──────── Material supplied

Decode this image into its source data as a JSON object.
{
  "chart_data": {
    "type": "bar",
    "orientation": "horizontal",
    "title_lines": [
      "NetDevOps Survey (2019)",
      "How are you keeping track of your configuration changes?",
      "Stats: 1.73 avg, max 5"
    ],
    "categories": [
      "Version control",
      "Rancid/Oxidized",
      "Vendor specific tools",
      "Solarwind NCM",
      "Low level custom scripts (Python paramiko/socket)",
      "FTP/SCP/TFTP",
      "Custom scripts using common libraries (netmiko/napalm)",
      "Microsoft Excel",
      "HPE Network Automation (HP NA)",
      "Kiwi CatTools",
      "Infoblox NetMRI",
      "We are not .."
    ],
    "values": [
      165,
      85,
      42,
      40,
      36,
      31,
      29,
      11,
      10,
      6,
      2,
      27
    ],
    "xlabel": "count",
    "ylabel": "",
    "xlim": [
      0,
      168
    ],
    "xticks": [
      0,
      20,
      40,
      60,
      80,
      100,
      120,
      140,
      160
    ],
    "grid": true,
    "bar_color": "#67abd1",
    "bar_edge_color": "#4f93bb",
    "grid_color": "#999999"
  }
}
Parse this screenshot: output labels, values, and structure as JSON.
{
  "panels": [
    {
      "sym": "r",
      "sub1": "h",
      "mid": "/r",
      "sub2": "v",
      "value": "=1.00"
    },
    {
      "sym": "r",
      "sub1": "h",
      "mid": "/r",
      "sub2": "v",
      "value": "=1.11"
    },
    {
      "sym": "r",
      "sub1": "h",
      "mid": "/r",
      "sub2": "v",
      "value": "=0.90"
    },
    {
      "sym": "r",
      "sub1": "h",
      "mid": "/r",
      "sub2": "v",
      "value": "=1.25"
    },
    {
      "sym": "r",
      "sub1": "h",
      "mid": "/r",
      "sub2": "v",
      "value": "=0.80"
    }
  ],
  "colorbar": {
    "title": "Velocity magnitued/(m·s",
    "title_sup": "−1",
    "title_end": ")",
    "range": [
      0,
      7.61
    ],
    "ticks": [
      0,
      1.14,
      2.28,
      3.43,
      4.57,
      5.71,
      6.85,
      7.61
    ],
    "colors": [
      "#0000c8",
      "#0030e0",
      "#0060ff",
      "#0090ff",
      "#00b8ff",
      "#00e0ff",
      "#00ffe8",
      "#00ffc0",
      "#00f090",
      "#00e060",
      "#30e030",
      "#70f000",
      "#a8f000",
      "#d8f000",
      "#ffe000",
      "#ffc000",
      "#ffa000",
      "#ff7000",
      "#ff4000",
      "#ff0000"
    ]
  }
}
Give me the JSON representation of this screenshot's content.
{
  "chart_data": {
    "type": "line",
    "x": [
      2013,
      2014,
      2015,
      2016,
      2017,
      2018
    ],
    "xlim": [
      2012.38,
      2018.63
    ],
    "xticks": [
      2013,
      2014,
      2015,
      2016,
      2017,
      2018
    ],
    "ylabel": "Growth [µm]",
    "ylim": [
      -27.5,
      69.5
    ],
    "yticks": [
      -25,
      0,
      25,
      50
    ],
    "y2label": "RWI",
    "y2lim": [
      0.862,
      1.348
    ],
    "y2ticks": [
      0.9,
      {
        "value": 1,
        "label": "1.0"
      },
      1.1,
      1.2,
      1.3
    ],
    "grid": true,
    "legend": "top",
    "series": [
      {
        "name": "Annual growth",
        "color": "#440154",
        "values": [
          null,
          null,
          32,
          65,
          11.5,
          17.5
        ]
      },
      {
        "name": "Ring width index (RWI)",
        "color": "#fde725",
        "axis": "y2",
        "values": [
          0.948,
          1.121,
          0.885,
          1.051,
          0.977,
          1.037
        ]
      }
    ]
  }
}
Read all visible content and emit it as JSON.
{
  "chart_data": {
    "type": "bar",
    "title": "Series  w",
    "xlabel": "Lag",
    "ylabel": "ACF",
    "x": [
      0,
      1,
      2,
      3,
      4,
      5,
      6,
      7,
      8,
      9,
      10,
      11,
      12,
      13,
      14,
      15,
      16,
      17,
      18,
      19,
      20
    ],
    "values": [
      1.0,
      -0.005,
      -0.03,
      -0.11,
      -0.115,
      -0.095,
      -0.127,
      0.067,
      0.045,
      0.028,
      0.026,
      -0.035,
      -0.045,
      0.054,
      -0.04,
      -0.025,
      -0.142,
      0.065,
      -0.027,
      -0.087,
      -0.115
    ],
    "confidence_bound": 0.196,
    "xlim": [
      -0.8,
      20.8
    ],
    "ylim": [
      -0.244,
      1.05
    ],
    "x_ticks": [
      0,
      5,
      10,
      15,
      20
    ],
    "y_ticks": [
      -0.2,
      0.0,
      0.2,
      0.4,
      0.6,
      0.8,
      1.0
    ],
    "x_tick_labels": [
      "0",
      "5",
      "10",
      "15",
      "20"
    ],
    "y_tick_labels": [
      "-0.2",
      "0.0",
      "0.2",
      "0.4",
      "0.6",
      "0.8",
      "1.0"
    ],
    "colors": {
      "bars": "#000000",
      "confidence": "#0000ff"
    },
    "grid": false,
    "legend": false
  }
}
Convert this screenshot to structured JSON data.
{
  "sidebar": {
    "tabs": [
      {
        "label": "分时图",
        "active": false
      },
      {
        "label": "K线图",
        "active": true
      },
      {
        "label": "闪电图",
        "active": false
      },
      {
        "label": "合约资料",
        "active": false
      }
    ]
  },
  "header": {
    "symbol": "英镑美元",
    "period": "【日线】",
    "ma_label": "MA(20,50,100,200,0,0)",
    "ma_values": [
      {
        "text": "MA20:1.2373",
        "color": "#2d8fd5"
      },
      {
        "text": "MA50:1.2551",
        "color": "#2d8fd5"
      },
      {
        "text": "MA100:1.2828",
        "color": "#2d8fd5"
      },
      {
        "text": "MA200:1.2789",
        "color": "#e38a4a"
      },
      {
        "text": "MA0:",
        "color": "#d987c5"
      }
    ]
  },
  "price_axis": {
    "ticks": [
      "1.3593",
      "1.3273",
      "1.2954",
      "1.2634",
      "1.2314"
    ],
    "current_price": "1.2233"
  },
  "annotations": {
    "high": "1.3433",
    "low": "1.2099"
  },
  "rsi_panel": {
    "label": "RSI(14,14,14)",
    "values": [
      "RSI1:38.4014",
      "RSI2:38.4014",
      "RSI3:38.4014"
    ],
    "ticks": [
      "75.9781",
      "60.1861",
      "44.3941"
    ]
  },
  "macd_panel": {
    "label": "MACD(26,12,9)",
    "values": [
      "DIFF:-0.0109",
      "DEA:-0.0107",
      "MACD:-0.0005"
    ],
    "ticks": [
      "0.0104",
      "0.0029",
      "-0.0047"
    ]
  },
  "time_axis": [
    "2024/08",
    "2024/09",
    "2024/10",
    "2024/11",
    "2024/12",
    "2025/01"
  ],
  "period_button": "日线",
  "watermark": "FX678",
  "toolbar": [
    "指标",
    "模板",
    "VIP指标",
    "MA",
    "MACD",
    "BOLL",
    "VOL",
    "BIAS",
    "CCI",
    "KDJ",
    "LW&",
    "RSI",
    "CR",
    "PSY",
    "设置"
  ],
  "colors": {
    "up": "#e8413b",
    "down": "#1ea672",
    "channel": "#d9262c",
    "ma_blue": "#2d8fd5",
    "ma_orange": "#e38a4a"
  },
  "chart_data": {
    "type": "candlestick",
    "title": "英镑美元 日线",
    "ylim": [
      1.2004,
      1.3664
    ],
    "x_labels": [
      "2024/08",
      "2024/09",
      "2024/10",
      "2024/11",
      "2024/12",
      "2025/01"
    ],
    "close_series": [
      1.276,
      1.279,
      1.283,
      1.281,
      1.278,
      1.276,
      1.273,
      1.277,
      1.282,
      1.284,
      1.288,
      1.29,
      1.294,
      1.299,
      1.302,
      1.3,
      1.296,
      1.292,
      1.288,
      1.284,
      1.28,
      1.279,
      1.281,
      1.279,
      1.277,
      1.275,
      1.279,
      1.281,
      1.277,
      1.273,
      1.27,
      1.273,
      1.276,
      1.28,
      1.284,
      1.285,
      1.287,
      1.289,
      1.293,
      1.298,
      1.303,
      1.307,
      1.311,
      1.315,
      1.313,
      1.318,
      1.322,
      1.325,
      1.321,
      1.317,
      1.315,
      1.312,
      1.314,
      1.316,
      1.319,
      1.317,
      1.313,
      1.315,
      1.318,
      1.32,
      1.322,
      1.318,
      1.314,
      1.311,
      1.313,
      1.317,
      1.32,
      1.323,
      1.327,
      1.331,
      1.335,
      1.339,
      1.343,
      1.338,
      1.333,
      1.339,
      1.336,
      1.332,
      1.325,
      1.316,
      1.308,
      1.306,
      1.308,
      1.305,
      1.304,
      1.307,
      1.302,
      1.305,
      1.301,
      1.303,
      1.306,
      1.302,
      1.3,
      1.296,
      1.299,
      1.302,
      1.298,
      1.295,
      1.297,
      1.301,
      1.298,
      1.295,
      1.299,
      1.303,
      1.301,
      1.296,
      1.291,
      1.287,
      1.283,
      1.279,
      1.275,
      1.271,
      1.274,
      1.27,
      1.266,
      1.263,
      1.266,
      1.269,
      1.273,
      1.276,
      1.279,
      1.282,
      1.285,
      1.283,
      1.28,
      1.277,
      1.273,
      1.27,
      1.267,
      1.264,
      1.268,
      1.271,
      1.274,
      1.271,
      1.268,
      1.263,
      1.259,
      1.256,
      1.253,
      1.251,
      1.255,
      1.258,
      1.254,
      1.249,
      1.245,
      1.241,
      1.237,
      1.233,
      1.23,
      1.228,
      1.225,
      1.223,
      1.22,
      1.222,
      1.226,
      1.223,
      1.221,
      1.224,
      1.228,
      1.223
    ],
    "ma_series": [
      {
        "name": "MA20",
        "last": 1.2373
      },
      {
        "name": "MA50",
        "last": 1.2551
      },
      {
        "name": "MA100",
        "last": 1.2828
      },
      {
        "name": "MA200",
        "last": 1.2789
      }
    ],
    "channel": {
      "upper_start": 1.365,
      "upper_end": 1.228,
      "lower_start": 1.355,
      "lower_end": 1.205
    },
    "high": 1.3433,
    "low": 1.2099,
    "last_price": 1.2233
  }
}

────────────────

_Exercise aim_
Go through the material and select each line with the string "content" in it.

_Expected output_
Give me the JSON representation of this screenshot's content.
Read all visible content and emit it as JSON.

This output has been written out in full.